**PROBLEM REQUIREMENTS**
Look below for the line with "Extract all readable text from this page.", then repeat it and all lines after it, exactly, minus any pictures.
── GIVEN RECORDS
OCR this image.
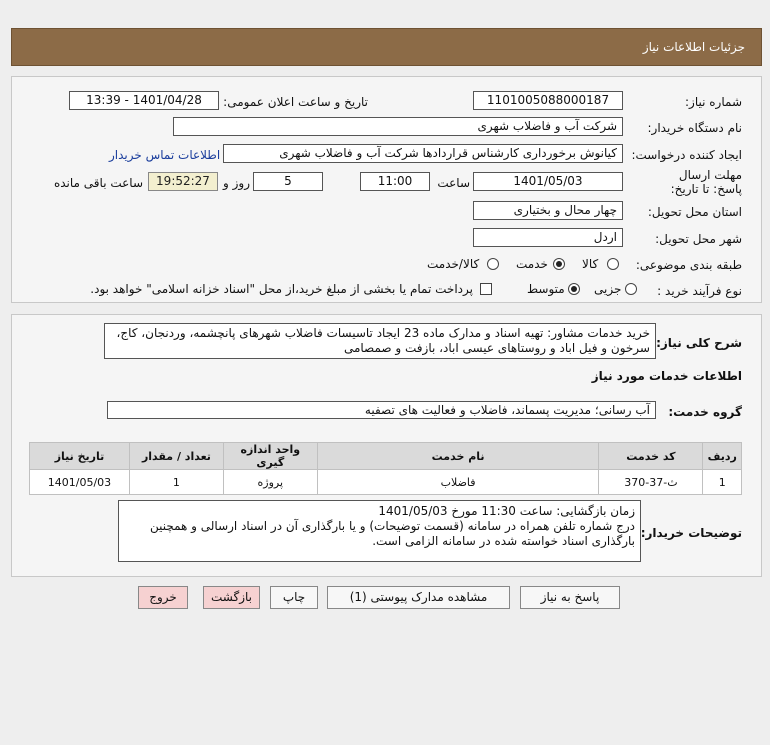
جزئیات اطلاعات نیاز
شماره نیاز:
1101005088000187
تاریخ و ساعت اعلان عمومی:
1401/04/28 - 13:39
نام دستگاه خریدار:
شرکت آب و فاضلاب شهری
ایجاد کننده درخواست:
کیانوش برخورداری کارشناس قراردادها شرکت آب و فاضلاب شهری
اطلاعات تماس خریدار
مهلت ارسال پاسخ: تا تاریخ:
1401/05/03
ساعت
11:00
5
روز و
19:52:27
ساعت باقی مانده
استان محل تحویل:
چهار محال و بختیاری
شهر محل تحویل:
اردل
طبقه بندی موضوعی:
کالا
خدمت
کالا/خدمت
نوع فرآیند خرید :
جزیی
متوسط
پرداخت تمام یا بخشی از مبلغ خرید،از محل "اسناد خزانه اسلامی" خواهد بود.
شرح کلی نیاز:
خرید خدمات مشاور: تهیه اسناد و مدارک ماده 23 ایجاد تاسیسات فاضلاب شهرهای پانچشمه، وردنجان، کاج، سرخون و فیل اباد و روستاهای عیسی اباد، بازفت و صمصامی
اطلاعات خدمات مورد نیاز
گروه خدمت:
آب رسانی؛ مدیریت پسماند، فاضلاب و فعالیت های تصفیه
ردیف	کد خدمت	نام خدمت	واحد اندازه گیری	تعداد / مقدار	تاریخ نیاز
1	ث-37-370	فاضلاب	پروژه	1	1401/05/03
توضیحات خریدار:
زمان بازگشایی: ساعت 11:30 مورخ 1401/05/03
درج شماره تلفن همراه در سامانه (قسمت توضیحات) و یا بارگذاری آن در اسناد ارسالی و همچنین بارگذاری اسناد خواسته شده در سامانه الزامی است.
پاسخ به نیاز
مشاهده مدارک پیوستی (1)
چاپ
بازگشت
خروج
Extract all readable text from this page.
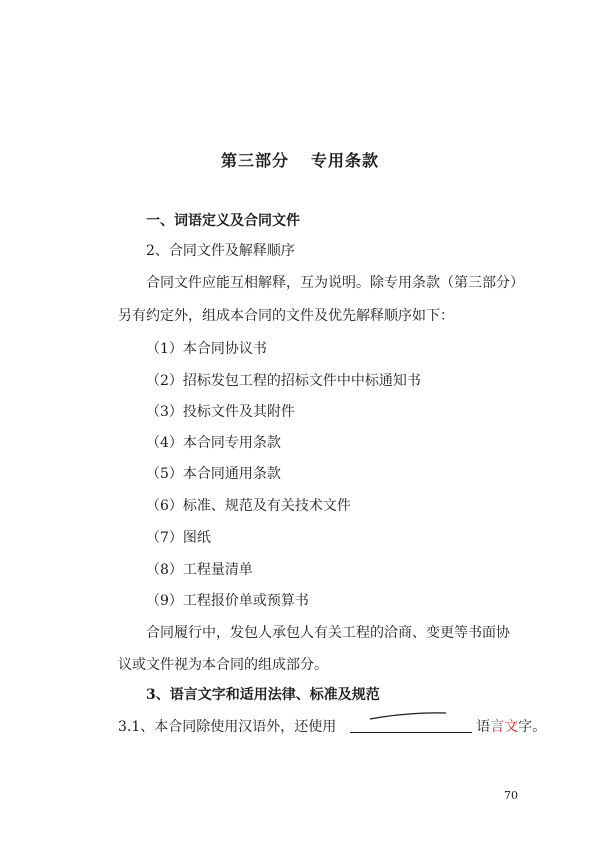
第三部分 专用条款
一、词语定义及合同文件
2、合同文件及解释顺序
合同文件应能互相解释，互为说明。除专用条款（第三部分）
另有约定外，组成本合同的文件及优先解释顺序如下：
（1）本合同协议书
（2）招标发包工程的招标文件中中标通知书
（3）投标文件及其附件
（4）本合同专用条款
（5）本合同通用条款
（6）标准、规范及有关技术文件
（7）图纸
（8）工程量清单
（9）工程报价单或预算书
合同履行中，发包人承包人有关工程的洽商、变更等书面协
议或文件视为本合同的组成部分。
3、语言文字和适用法律、标准及规范
3.1、本合同除使用汉语外，还使用	语言文字。
70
────
**FULL RESPONSE**
Extract all readable text from this page.
第三部分 专用条款
一、词语定义及合同文件
2、合同文件及解释顺序
合同文件应能互相解释，互为说明。除专用条款（第三部分）
另有约定外，组成本合同的文件及优先解释顺序如下：
（1）本合同协议书
（2）招标发包工程的招标文件中中标通知书
（3）投标文件及其附件
（4）本合同专用条款
（5）本合同通用条款
（6）标准、规范及有关技术文件
（7）图纸
（8）工程量清单
（9）工程报价单或预算书
合同履行中，发包人承包人有关工程的洽商、变更等书面协
议或文件视为本合同的组成部分。
3、语言文字和适用法律、标准及规范
3.1、本合同除使用汉语外，还使用	语言文字。
70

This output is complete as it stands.